(WRITTEN PROBLEM): Turn the listing below into a numbered list, from its first line through the line containing "snowflake bbox=[88, 225, 92, 229]", inclusive, and leave out any blank lines.

(DATA):
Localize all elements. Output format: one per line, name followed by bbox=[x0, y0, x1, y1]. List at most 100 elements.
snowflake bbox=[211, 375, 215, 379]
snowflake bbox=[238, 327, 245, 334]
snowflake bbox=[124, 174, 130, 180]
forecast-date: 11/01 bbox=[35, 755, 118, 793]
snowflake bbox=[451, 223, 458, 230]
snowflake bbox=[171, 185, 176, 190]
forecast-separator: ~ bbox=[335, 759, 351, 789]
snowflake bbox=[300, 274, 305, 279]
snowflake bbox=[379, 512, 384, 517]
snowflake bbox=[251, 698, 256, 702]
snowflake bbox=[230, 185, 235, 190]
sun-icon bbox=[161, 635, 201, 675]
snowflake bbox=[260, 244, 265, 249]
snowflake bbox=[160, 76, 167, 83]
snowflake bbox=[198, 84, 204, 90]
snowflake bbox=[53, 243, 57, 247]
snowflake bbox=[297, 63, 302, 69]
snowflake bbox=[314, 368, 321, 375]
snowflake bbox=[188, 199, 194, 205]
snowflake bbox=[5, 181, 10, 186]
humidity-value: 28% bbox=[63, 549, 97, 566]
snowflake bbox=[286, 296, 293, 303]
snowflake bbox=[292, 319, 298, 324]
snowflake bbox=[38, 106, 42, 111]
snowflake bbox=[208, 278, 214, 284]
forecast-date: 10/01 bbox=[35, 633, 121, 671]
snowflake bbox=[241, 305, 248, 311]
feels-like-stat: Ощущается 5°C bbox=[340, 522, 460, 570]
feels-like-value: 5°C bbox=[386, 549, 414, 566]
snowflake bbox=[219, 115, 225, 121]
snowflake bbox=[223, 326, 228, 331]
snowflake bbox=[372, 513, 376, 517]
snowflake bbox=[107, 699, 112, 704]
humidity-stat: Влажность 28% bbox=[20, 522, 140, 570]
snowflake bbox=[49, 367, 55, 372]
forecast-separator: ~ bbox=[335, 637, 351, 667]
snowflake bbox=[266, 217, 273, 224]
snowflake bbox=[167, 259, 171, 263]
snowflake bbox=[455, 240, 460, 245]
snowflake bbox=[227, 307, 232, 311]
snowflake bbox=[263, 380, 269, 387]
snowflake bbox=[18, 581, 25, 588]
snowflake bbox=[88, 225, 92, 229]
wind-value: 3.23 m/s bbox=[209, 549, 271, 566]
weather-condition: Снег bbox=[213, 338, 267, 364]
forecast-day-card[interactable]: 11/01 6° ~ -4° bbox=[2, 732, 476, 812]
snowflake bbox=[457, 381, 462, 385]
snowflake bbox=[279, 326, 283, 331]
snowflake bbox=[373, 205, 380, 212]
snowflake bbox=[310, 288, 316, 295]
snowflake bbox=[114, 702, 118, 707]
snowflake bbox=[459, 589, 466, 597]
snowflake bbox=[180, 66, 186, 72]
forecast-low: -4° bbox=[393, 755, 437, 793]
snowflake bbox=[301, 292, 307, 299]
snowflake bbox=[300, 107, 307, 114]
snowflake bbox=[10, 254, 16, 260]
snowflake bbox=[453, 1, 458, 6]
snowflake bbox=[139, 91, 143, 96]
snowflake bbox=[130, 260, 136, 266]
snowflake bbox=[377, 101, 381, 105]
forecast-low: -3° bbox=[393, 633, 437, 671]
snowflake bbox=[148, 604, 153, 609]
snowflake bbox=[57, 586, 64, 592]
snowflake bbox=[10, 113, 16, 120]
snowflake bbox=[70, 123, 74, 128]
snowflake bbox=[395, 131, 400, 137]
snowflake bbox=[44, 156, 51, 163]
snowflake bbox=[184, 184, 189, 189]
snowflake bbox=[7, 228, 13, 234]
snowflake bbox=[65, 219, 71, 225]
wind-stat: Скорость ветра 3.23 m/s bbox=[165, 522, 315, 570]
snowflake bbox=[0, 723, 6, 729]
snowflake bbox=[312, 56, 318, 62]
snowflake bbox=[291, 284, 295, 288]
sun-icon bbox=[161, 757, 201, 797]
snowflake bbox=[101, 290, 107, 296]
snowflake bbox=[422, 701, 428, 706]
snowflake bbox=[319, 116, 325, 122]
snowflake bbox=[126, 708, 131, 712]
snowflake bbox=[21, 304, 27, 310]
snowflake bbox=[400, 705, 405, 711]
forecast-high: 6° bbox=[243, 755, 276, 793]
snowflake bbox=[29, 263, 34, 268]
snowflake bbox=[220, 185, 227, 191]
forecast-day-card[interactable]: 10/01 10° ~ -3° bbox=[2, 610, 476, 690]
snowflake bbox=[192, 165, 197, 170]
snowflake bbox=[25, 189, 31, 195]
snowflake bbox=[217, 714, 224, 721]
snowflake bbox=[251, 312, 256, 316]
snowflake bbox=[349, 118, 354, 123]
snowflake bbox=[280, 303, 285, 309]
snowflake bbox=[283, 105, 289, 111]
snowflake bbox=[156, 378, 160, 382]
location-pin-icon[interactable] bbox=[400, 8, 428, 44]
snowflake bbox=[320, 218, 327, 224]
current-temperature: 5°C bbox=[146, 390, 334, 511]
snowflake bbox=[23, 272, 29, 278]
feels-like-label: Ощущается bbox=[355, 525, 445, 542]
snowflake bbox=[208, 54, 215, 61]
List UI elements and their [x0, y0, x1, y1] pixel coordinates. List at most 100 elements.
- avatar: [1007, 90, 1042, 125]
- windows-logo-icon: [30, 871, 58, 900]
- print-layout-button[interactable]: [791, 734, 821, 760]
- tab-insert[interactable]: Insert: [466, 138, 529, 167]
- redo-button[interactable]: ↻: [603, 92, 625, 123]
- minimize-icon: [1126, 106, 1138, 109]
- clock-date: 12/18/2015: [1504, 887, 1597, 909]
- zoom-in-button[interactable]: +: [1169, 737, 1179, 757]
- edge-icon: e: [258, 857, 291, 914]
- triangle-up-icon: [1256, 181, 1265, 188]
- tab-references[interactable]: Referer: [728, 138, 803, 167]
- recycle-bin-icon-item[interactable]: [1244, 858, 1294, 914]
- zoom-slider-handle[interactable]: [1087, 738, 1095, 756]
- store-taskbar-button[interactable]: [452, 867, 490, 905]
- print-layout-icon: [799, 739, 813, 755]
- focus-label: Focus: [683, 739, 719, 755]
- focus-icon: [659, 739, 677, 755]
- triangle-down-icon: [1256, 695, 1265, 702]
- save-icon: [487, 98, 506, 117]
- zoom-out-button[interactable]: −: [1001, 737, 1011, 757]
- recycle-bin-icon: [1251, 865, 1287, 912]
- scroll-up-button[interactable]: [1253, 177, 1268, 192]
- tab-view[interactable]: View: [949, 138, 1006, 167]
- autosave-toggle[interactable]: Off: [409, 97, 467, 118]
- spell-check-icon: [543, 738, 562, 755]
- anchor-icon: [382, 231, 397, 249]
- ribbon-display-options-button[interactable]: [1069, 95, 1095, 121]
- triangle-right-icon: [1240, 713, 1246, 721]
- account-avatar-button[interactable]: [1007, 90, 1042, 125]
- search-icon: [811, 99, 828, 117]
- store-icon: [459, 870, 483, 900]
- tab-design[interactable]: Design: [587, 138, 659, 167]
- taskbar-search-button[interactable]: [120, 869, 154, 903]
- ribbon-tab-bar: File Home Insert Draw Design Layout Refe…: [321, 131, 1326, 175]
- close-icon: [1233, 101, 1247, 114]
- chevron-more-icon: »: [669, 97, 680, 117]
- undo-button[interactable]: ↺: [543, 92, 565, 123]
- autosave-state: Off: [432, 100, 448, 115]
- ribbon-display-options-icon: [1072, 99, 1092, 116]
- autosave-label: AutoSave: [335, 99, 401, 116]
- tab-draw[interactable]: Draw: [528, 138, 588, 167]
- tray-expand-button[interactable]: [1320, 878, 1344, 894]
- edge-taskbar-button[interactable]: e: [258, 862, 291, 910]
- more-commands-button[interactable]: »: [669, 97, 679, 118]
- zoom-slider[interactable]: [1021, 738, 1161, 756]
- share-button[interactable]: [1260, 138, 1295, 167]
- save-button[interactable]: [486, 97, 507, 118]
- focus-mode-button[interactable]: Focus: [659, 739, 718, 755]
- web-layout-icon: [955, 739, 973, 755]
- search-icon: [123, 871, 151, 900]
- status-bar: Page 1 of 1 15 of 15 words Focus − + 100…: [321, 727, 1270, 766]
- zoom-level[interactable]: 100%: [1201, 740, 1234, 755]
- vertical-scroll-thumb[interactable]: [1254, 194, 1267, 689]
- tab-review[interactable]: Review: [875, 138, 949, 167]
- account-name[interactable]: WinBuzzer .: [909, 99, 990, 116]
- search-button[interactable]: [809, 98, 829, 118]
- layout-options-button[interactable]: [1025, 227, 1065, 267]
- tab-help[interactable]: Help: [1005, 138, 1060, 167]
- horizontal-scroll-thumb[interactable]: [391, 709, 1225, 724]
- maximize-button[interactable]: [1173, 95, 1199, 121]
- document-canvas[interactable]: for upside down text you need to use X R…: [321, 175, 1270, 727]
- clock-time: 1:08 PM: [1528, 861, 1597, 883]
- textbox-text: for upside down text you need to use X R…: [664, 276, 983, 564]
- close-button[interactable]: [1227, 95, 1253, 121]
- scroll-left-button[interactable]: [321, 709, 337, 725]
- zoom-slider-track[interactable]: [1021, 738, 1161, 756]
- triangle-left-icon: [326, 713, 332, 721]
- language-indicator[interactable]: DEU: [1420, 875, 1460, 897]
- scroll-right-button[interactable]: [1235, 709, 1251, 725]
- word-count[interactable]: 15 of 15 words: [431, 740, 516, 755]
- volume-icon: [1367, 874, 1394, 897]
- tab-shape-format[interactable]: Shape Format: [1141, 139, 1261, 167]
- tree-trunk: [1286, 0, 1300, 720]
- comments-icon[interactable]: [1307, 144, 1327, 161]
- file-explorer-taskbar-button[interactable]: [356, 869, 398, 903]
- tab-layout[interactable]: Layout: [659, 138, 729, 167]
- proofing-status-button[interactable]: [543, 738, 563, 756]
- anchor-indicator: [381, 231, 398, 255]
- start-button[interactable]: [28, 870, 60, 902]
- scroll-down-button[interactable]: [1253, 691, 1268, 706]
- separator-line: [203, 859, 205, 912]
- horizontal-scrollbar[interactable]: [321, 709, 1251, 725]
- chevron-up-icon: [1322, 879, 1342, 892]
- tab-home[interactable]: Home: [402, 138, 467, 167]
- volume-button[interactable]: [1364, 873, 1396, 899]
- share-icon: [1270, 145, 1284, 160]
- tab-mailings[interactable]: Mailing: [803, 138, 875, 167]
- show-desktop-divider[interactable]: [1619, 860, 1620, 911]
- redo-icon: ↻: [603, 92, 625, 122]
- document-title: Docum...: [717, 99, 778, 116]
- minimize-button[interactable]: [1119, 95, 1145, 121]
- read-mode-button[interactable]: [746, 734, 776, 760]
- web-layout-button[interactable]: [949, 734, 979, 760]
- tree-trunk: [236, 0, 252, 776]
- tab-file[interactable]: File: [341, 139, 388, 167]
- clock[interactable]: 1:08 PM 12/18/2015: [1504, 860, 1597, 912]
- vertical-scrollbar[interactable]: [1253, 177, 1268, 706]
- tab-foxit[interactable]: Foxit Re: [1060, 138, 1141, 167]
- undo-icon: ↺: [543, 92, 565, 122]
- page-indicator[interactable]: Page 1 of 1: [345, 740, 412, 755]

(EXPECTED ANSWER):
1. Localize all elements. Output format: one per line, name followed by bbox=[x0, y0, x1, y1]. List at most 100 elements.
2. snowflake bbox=[211, 375, 215, 379]
3. snowflake bbox=[238, 327, 245, 334]
4. snowflake bbox=[124, 174, 130, 180]
5. forecast-date: 11/01 bbox=[35, 755, 118, 793]
6. snowflake bbox=[451, 223, 458, 230]
7. snowflake bbox=[171, 185, 176, 190]
8. forecast-separator: ~ bbox=[335, 759, 351, 789]
9. snowflake bbox=[300, 274, 305, 279]
10. snowflake bbox=[379, 512, 384, 517]
11. snowflake bbox=[251, 698, 256, 702]
12. snowflake bbox=[230, 185, 235, 190]
13. sun-icon bbox=[161, 635, 201, 675]
14. snowflake bbox=[260, 244, 265, 249]
15. snowflake bbox=[160, 76, 167, 83]
16. snowflake bbox=[198, 84, 204, 90]
17. snowflake bbox=[53, 243, 57, 247]
18. snowflake bbox=[297, 63, 302, 69]
19. snowflake bbox=[314, 368, 321, 375]
20. snowflake bbox=[188, 199, 194, 205]
21. snowflake bbox=[5, 181, 10, 186]
22. humidity-value: 28% bbox=[63, 549, 97, 566]
23. snowflake bbox=[286, 296, 293, 303]
24. snowflake bbox=[292, 319, 298, 324]
25. snowflake bbox=[38, 106, 42, 111]
26. snowflake bbox=[208, 278, 214, 284]
27. forecast-date: 10/01 bbox=[35, 633, 121, 671]
28. snowflake bbox=[241, 305, 248, 311]
29. feels-like-stat: Ощущается 5°C bbox=[340, 522, 460, 570]
30. feels-like-value: 5°C bbox=[386, 549, 414, 566]
31. snowflake bbox=[219, 115, 225, 121]
32. snowflake bbox=[223, 326, 228, 331]
33. snowflake bbox=[372, 513, 376, 517]
34. snowflake bbox=[107, 699, 112, 704]
35. humidity-stat: Влажность 28% bbox=[20, 522, 140, 570]
36. snowflake bbox=[49, 367, 55, 372]
37. forecast-separator: ~ bbox=[335, 637, 351, 667]
38. snowflake bbox=[266, 217, 273, 224]
39. snowflake bbox=[167, 259, 171, 263]
40. snowflake bbox=[455, 240, 460, 245]
41. snowflake bbox=[227, 307, 232, 311]
42. snowflake bbox=[263, 380, 269, 387]
43. snowflake bbox=[18, 581, 25, 588]
44. snowflake bbox=[88, 225, 92, 229]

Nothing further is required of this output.